> [Written tasks]:
[a] Please repeat the stretch of the Mapbox setup guide below from "6. URL restrictions: add" through "(no card needed)." word for word.
[b] Reproduce the stretch of the listing below from the line that contains "paragraph: Следующий участок" through the line that contains "34, 520, 50]", both lines included, without any changes.

Step 1: Get a Mapbox token

  1. Go to account.mapbox.com and create an account if you don't have one.
  2. Click Create a token.
  3. Name: sci-map-public (anything — this name only appears in your dashboard).
  4. Public scopes: check ONLY these three. Uncheck everything else.
    • styles:read
    • styles:tiles
    • fonts:read
  5. Secret scopes: leave everything unchecked.
  6. URL restrictions: add the URLs your deploy will be served from. Examples:
    • http://localhost:4000 (for local dev)
    • http://127.0.0.1:4000 (some browsers prefer this form)
    • https://your-deploy-domain.example.com (your canonical deploy)
    • Any other site that will embed this as a script tag, not an iframe. (Iframed deploys only need the iframe URL allowlisted, not the parent page's URL.)
  7. Click Create token.
  8. Copy the pk.... string. Paste it into js/config.js:
    MAPBOX_TOKEN: "pk.YOURTOKENHERE",

The token is committed to git and shipped to every visiting browser. That is OK because (a) the scopes are read-only and (b) the URL restrictions mean anyone who copies it can't use it from a domain you don't control.

Step 2: Set up a Cloudflare R2 bucket

  1. Sign in at dash.cloudflare.com. If you don't have an account, create one (no card needed).

> [Material]:
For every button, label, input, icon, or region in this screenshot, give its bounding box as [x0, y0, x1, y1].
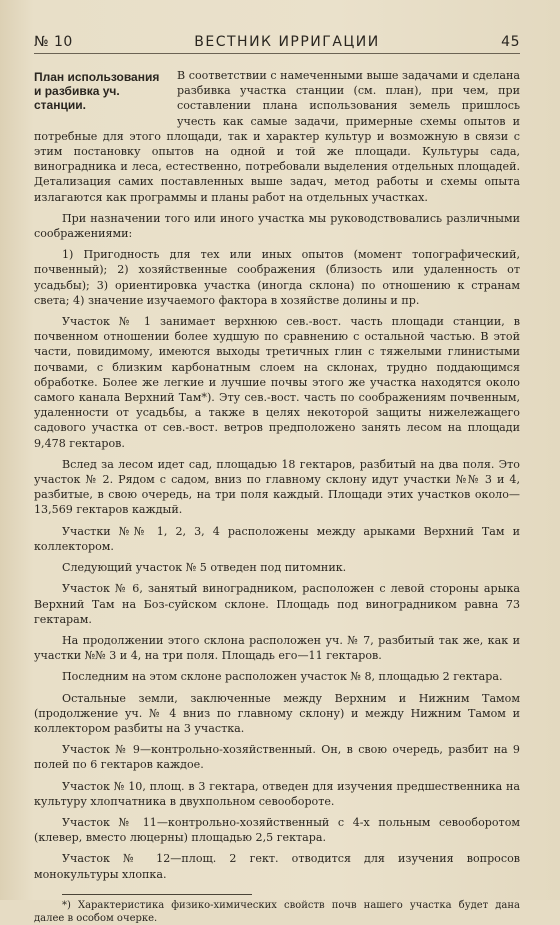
paragraph: Следующий участок № 5 отведен под питомник.	[62, 561, 347, 575]
paragraph: Вслед за лесом идет сад, площадью 18 гектаров, разбитый на два поля. Это участок № 2. Рядом с садом, вниз по главному склону идут участки №№ 3 и 4, разбитые, в свою очередь, на три поля каждый. Площади этих участков около—13,569 гектаров каждый.	[34, 457, 520, 517]
footnote-divider	[62, 894, 252, 895]
page-number: 45	[501, 34, 520, 50]
paragraph: На продолжении этого склона расположен уч. № 7, разбитый так же, как и участки №№ 3 и 4, на три поля. Площадь его—11 гектаров.	[34, 633, 520, 663]
paragraph: Остальные земли, заключенные между Верхним и Нижним Тамом (продолжение уч. № 4 вниз по главному склону) и между Нижним Тамом и коллектором разбиты на 3 участка.	[34, 691, 520, 735]
section-heading: План использования и разбивка уч. станции.	[34, 70, 160, 112]
paragraph: При назначении того или иного участка мы руководствовались различными соображениями:	[34, 211, 520, 241]
paragraph: Участок № 6, занятый виноградником, расположен с левой стороны арыка Верхний Там на Боз-суйском склоне. Площадь под виноградником равна 73 гектарам.	[34, 582, 520, 626]
journal-title: ВЕСТНИК ИРРИГАЦИИ	[194, 34, 380, 50]
issue-number: № 10	[34, 34, 73, 50]
paragraph: Участок № 12—площ. 2 гект. отводится для изучения вопросов монокультуры хлопка.	[34, 852, 520, 881]
paragraph: В соответствии с намеченными выше задачами и сделана разбивка участка станции (см. план), при чем, при составлении плана использования земель пришлось учесть как самые задачи, примерные схемы опытов и потребные для этого площади, так и характер культур и возможную в связи с этим постановку опытов на одной и той же площади. Культуры сада, виноградника и леса, естественно, потребовали выделения отдельных площадей. Детализация самих поставленных выше задач, метод работы и схемы опыта излагаются как программы и планы работ на отдельных участках.	[34, 69, 520, 204]
paragraph: Участок № 11—контрольно-хозяйственный с 4-х польным севооборотом (клевер, вместо люцерны) площадью 2,5 гектара.	[34, 815, 520, 845]
footnote: *) Характеристика физико-химических свойств почв нашего участка будет дана далее в особом очерке.	[34, 899, 520, 924]
article-body	[34, 68, 520, 925]
paragraph: Участки №№ 1, 2, 3, 4 расположены между арыками Верхний Там и коллектором.	[34, 524, 520, 553]
paragraph: 1) Пригодность для тех или иных опытов (момент топографический, почвенный); 2) хозяйственные соображения (близость или удаленность от усадьбы); 3) ориентировка участка (иногда склона) по отношению к странам света; 4) значение изучаемого фактора в хозяйстве долины и пр.	[34, 248, 520, 307]
paragraph: Участок № 10, площ. в 3 гектара, отведен для изучения предшественника на культуру хлопчатника в двухпольном севообороте.	[34, 779, 520, 808]
paragraph: Участок № 1 занимает верхнюю сев.-вост. часть площади станции, в почвенном отношении более худшую по сравнению с остальной частью. В этой части, повидимому, имеются выходы третичных глин с тяжелыми глинистыми почвами, с близким карбонатным слоем на склонах, трудно поддающимся обработке. Более же легкие и лучшие почвы этого же участка находятся около самого канала Верхний Там*). Эту сев.-вост. часть по соображениям почвенным, удаленности от усадьбы, а также в целях некоторой защиты нижележащего садового участка от сев.-вост. ветров предположено занять лесом на площади 9,478 гектаров.	[34, 315, 520, 450]
running-header	[34, 34, 520, 54]
paragraph: Последним на этом склоне расположен участок № 8, площадью 2 гектара.	[62, 670, 503, 684]
paragraph: Участок № 9—контрольно-хозяйственный. Он, в свою очередь, разбит на 9 полей по 6 гектаров каждое.	[34, 743, 520, 772]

> [Expected answers]:
[a]
6. URL restrictions: add the URLs your deploy will be served from. Examples:
    • http://localhost:4000 (for local dev)
    • http://127.0.0.1:4000 (some browsers prefer this form)
    • https://your-deploy-domain.example.com (your canonical deploy)
    • Any other site that will embed this as a script tag, not an iframe. (Iframed deploys only need the iframe URL allowlisted, not the parent page's URL.)
  7. Click Create token.
  8. Copy the pk.... string. Paste it into js/config.js:
    MAPBOX_TOKEN: "pk.YOURTOKENHERE",

The token is committed to git and shipped to every visiting browser. That is OK because (a) the scopes are read-only and (b) the URL restrictions mean anyone who copies it can't use it from a domain you don't control.

Step 2: Set up a Cloudflare R2 bucket

  1. Sign in at dash.cloudflare.com. If you don't have an account, create one (no card needed).

[b]
paragraph: Следующий участок № 5 отведен под питомник.	[62, 561, 347, 575]
paragraph: Вслед за лесом идет сад, площадью 18 гектаров, разбитый на два поля. Это участок № 2. Рядом с садом, вниз по главному склону идут участки №№ 3 и 4, разбитые, в свою очередь, на три поля каждый. Площади этих участков около—13,569 гектаров каждый.	[34, 457, 520, 517]
footnote-divider	[62, 894, 252, 895]
page-number: 45	[501, 34, 520, 50]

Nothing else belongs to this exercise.